● **EXERCISE OBJECTIVE**
Each entry that follows is to be retyped exactly. Pictures do not belong in the copy.

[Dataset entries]
>>>>>

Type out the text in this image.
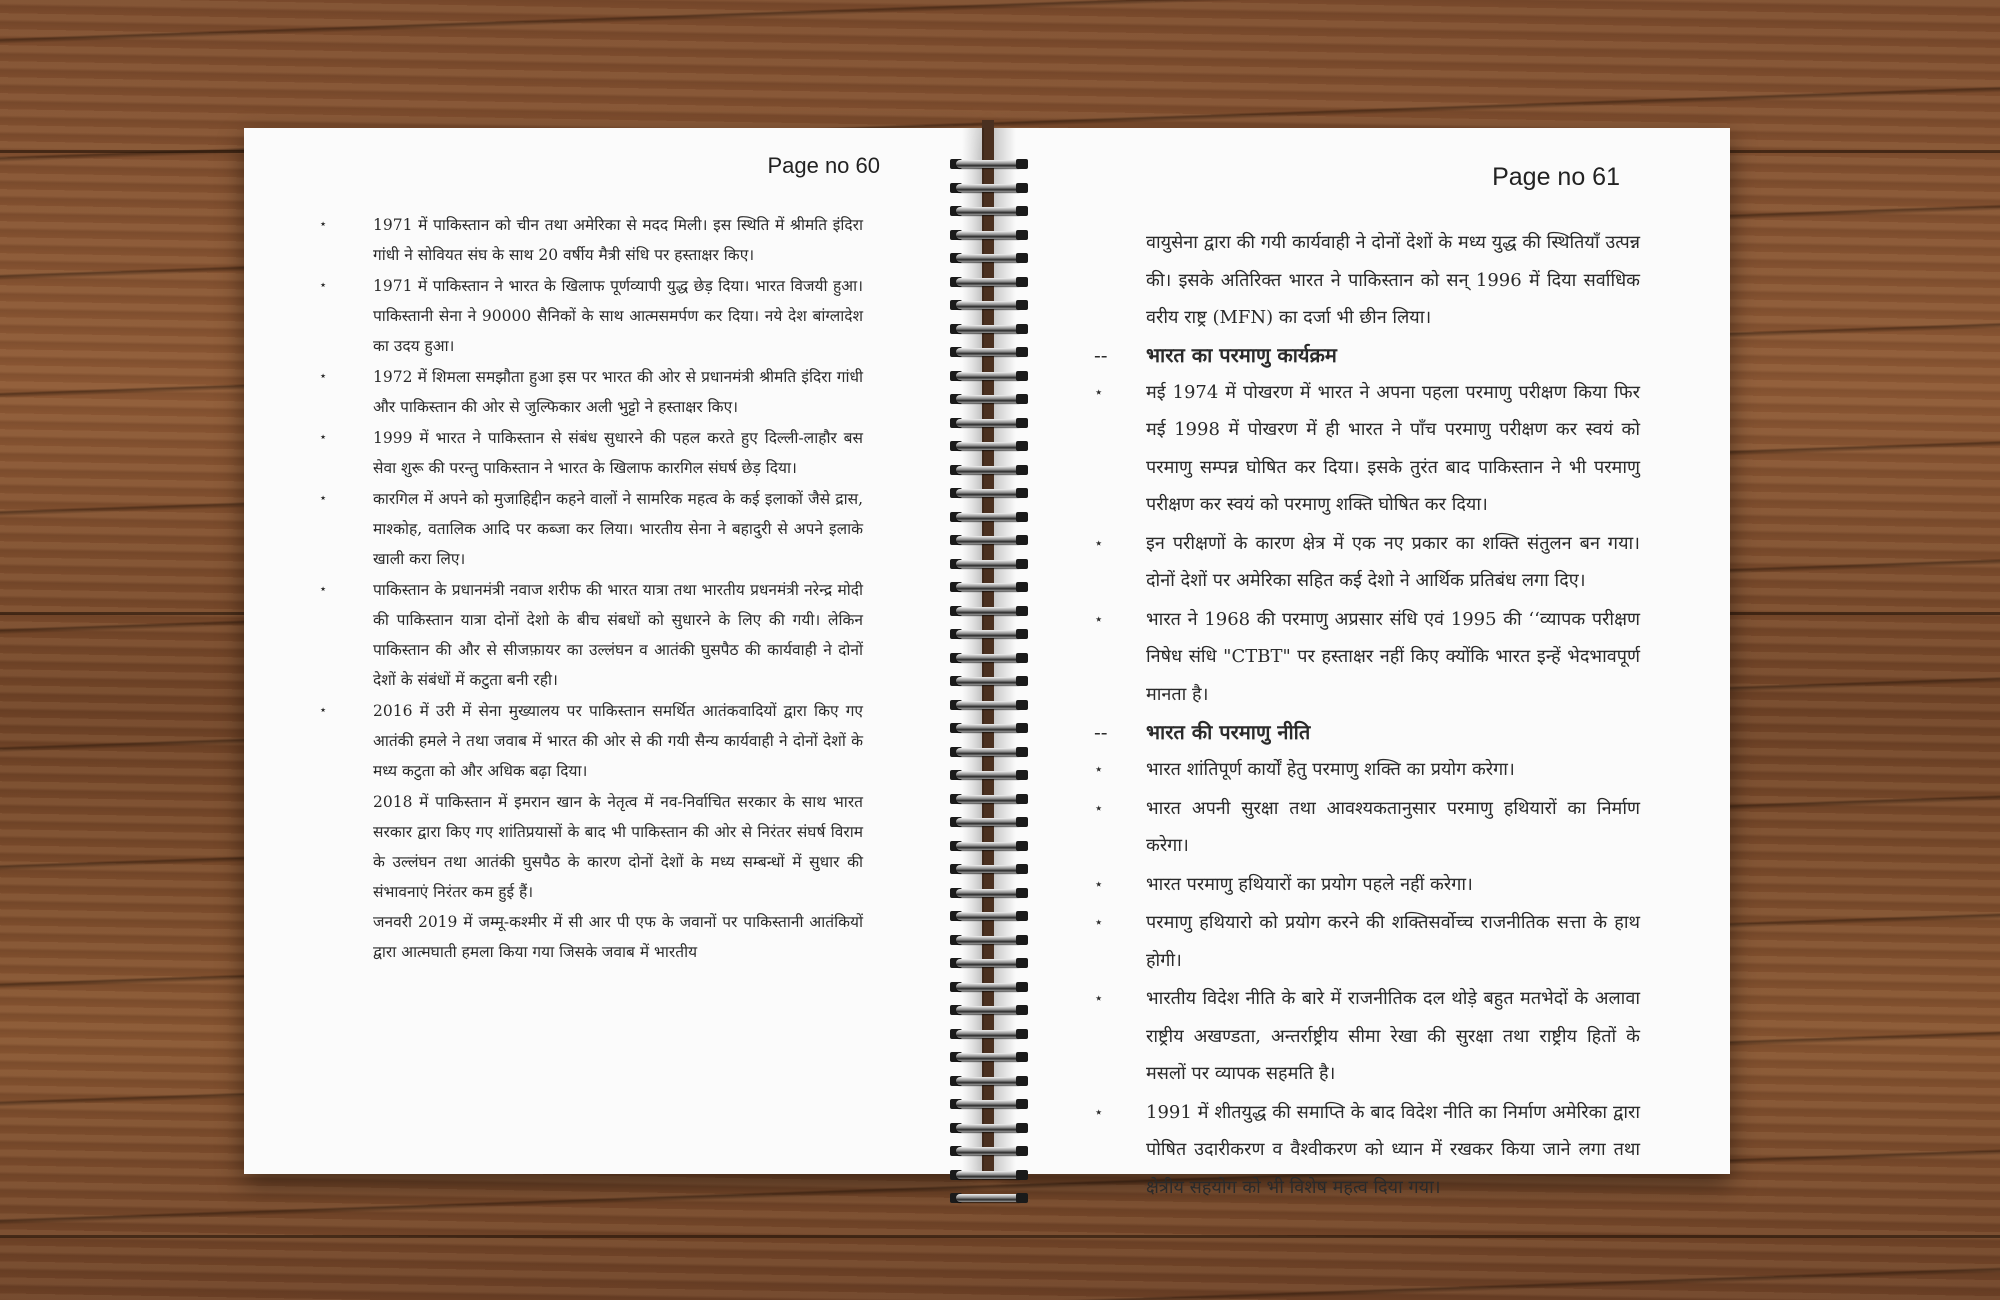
Page no 60
⋆	1971 में पाकिस्तान को चीन तथा अमेरिका से मदद मिली। इस स्थिति में श्रीमति इंदिरा गांधी ने सोवियत संघ के साथ 20 वर्षीय मैत्री संधि पर हस्ताक्षर किए।
⋆	1971 में पाकिस्तान ने भारत के खिलाफ पूर्णव्यापी युद्ध छेड़ दिया। भारत विजयी हुआ। पाकिस्तानी सेना ने 90000 सैनिकों के साथ आत्मसमर्पण कर दिया। नये देश बांग्लादेश का उदय हुआ।
⋆	1972 में शिमला समझौता हुआ इस पर भारत की ओर से प्रधानमंत्री श्रीमति इंदिरा गांधी और पाकिस्तान की ओर से जुल्फिकार अली भुट्टो ने हस्ताक्षर किए।
⋆	1999 में भारत ने पाकिस्तान से संबंध सुधारने की पहल करते हुए दिल्ली-लाहौर बस सेवा शुरू की परन्तु पाकिस्तान ने भारत के खिलाफ कारगिल संघर्ष छेड़ दिया।
⋆	कारगिल में अपने को मुजाहिद्दीन कहने वालों ने सामरिक महत्व के कई इलाकों जैसे द्रास, माश्कोह, वतालिक आदि पर कब्जा कर लिया। भारतीय सेना ने बहादुरी से अपने इलाके खाली करा लिए।
⋆	पाकिस्तान के प्रधानमंत्री नवाज शरीफ की भारत यात्रा तथा भारतीय प्रधनमंत्री नरेन्द्र मोदी की पाकिस्तान यात्रा दोनों देशो के बीच संबधों को सुधारने के लिए की गयी। लेकिन पाकिस्तान की और से सीजफ़ायर का उल्लंघन व आतंकी घुसपैठ की कार्यवाही ने दोनों देशों के संबंधों में कटुता बनी रही।
⋆	2016 में उरी में सेना मुख्यालय पर पाकिस्तान समर्थित आतंकवादियों द्वारा किए गए आतंकी हमले ने तथा जवाब में भारत की ओर से की गयी सैन्य कार्यवाही ने दोनों देशों के मध्य कटुता को और अधिक बढ़ा दिया।
2018 में पाकिस्तान में इमरान खान के नेतृत्व में नव-निर्वाचित सरकार के साथ भारत सरकार द्वारा किए गए शांतिप्रयासों के बाद भी पाकिस्तान की ओर से निरंतर संघर्ष विराम के उल्लंघन तथा आतंकी घुसपैठ के कारण दोनों देशों के मध्य सम्बन्धों में सुधार की संभावनाएं निरंतर कम हुई हैं।
जनवरी 2019 में जम्मू-कश्मीर में सी आर पी एफ के जवानों पर पाकिस्तानी आतंकियों द्वारा आत्मघाती हमला किया गया जिसके जवाब में भारतीय
Page no 61
वायुसेना द्वारा की गयी कार्यवाही ने दोनों देशों के मध्य युद्ध की स्थितियाँ उत्पन्न की। इसके अतिरिक्त भारत ने पाकिस्तान को सन् 1996 में दिया सर्वाधिक वरीय राष्ट्र (MFN) का दर्जा भी छीन लिया।
-- भारत का परमाणु कार्यक्रम
⋆ मई 1974 में पोखरण में भारत ने अपना पहला परमाणु परीक्षण किया फिर मई 1998 में पोखरण में ही भारत ने पाँच परमाणु परीक्षण कर स्वयं को परमाणु सम्पन्न घोषित कर दिया। इसके तुरंत बाद पाकिस्तान ने भी परमाणु परीक्षण कर स्वयं को परमाणु शक्ति घोषित कर दिया।
⋆ इन परीक्षणों के कारण क्षेत्र में एक नए प्रकार का शक्ति संतुलन बन गया। दोनों देशों पर अमेरिका सहित कई देशो ने आर्थिक प्रतिबंध लगा दिए।
⋆ भारत ने 1968 की परमाणु अप्रसार संधि एवं 1995 की ‘‘व्यापक परीक्षण निषेध संधि "CTBT" पर हस्ताक्षर नहीं किए क्योंकि भारत इन्हें भेदभावपूर्ण मानता है।
-- भारत की परमाणु नीति
⋆ भारत शांतिपूर्ण कार्यों हेतु परमाणु शक्ति का प्रयोग करेगा।
⋆ भारत अपनी सुरक्षा तथा आवश्यकतानुसार परमाणु हथियारों का निर्माण करेगा।
⋆ भारत परमाणु हथियारों का प्रयोग पहले नहीं करेगा।
⋆ परमाणु हथियारो को प्रयोग करने की शक्तिसर्वोच्च राजनीतिक सत्ता के हाथ होगी।
⋆ भारतीय विदेश नीति के बारे में राजनीतिक दल थोड़े बहुत मतभेदों के अलावा राष्ट्रीय अखण्डता, अन्तर्राष्ट्रीय सीमा रेखा की सुरक्षा तथा राष्ट्रीय हितों के मसलों पर व्यापक सहमति है।
⋆ 1991 में शीतयुद्ध की समाप्ति के बाद विदेश नीति का निर्माण अमेरिका द्वारा पोषित उदारीकरण व वैश्वीकरण को ध्यान में रखकर किया जाने लगा तथा क्षेत्रीय सहयोग को भी विशेष महत्व दिया गया।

<<<<<

● **THE SOLUTION**
Type out the text in this image.
Page no 60
⋆	1971 में पाकिस्तान को चीन तथा अमेरिका से मदद मिली। इस स्थिति में श्रीमति इंदिरा गांधी ने सोवियत संघ के साथ 20 वर्षीय मैत्री संधि पर हस्ताक्षर किए।
⋆	1971 में पाकिस्तान ने भारत के खिलाफ पूर्णव्यापी युद्ध छेड़ दिया। भारत विजयी हुआ। पाकिस्तानी सेना ने 90000 सैनिकों के साथ आत्मसमर्पण कर दिया। नये देश बांग्लादेश का उदय हुआ।
⋆	1972 में शिमला समझौता हुआ इस पर भारत की ओर से प्रधानमंत्री श्रीमति इंदिरा गांधी और पाकिस्तान की ओर से जुल्फिकार अली भुट्टो ने हस्ताक्षर किए।
⋆	1999 में भारत ने पाकिस्तान से संबंध सुधारने की पहल करते हुए दिल्ली-लाहौर बस सेवा शुरू की परन्तु पाकिस्तान ने भारत के खिलाफ कारगिल संघर्ष छेड़ दिया।
⋆	कारगिल में अपने को मुजाहिद्दीन कहने वालों ने सामरिक महत्व के कई इलाकों जैसे द्रास, माश्कोह, वतालिक आदि पर कब्जा कर लिया। भारतीय सेना ने बहादुरी से अपने इलाके खाली करा लिए।
⋆	पाकिस्तान के प्रधानमंत्री नवाज शरीफ की भारत यात्रा तथा भारतीय प्रधनमंत्री नरेन्द्र मोदी की पाकिस्तान यात्रा दोनों देशो के बीच संबधों को सुधारने के लिए की गयी। लेकिन पाकिस्तान की और से सीजफ़ायर का उल्लंघन व आतंकी घुसपैठ की कार्यवाही ने दोनों देशों के संबंधों में कटुता बनी रही।
⋆	2016 में उरी में सेना मुख्यालय पर पाकिस्तान समर्थित आतंकवादियों द्वारा किए गए आतंकी हमले ने तथा जवाब में भारत की ओर से की गयी सैन्य कार्यवाही ने दोनों देशों के मध्य कटुता को और अधिक बढ़ा दिया।
2018 में पाकिस्तान में इमरान खान के नेतृत्व में नव-निर्वाचित सरकार के साथ भारत सरकार द्वारा किए गए शांतिप्रयासों के बाद भी पाकिस्तान की ओर से निरंतर संघर्ष विराम के उल्लंघन तथा आतंकी घुसपैठ के कारण दोनों देशों के मध्य सम्बन्धों में सुधार की संभावनाएं निरंतर कम हुई हैं।
जनवरी 2019 में जम्मू-कश्मीर में सी आर पी एफ के जवानों पर पाकिस्तानी आतंकियों द्वारा आत्मघाती हमला किया गया जिसके जवाब में भारतीय
Page no 61
वायुसेना द्वारा की गयी कार्यवाही ने दोनों देशों के मध्य युद्ध की स्थितियाँ उत्पन्न की। इसके अतिरिक्त भारत ने पाकिस्तान को सन् 1996 में दिया सर्वाधिक वरीय राष्ट्र (MFN) का दर्जा भी छीन लिया।
-- भारत का परमाणु कार्यक्रम
⋆ मई 1974 में पोखरण में भारत ने अपना पहला परमाणु परीक्षण किया फिर मई 1998 में पोखरण में ही भारत ने पाँच परमाणु परीक्षण कर स्वयं को परमाणु सम्पन्न घोषित कर दिया। इसके तुरंत बाद पाकिस्तान ने भी परमाणु परीक्षण कर स्वयं को परमाणु शक्ति घोषित कर दिया।
⋆ इन परीक्षणों के कारण क्षेत्र में एक नए प्रकार का शक्ति संतुलन बन गया। दोनों देशों पर अमेरिका सहित कई देशो ने आर्थिक प्रतिबंध लगा दिए।
⋆ भारत ने 1968 की परमाणु अप्रसार संधि एवं 1995 की ‘‘व्यापक परीक्षण निषेध संधि "CTBT" पर हस्ताक्षर नहीं किए क्योंकि भारत इन्हें भेदभावपूर्ण मानता है।
-- भारत की परमाणु नीति
⋆ भारत शांतिपूर्ण कार्यों हेतु परमाणु शक्ति का प्रयोग करेगा।
⋆ भारत अपनी सुरक्षा तथा आवश्यकतानुसार परमाणु हथियारों का निर्माण करेगा।
⋆ भारत परमाणु हथियारों का प्रयोग पहले नहीं करेगा।
⋆ परमाणु हथियारो को प्रयोग करने की शक्तिसर्वोच्च राजनीतिक सत्ता के हाथ होगी।
⋆ भारतीय विदेश नीति के बारे में राजनीतिक दल थोड़े बहुत मतभेदों के अलावा राष्ट्रीय अखण्डता, अन्तर्राष्ट्रीय सीमा रेखा की सुरक्षा तथा राष्ट्रीय हितों के मसलों पर व्यापक सहमति है।
⋆ 1991 में शीतयुद्ध की समाप्ति के बाद विदेश नीति का निर्माण अमेरिका द्वारा पोषित उदारीकरण व वैश्वीकरण को ध्यान में रखकर किया जाने लगा तथा क्षेत्रीय सहयोग को भी विशेष महत्व दिया गया।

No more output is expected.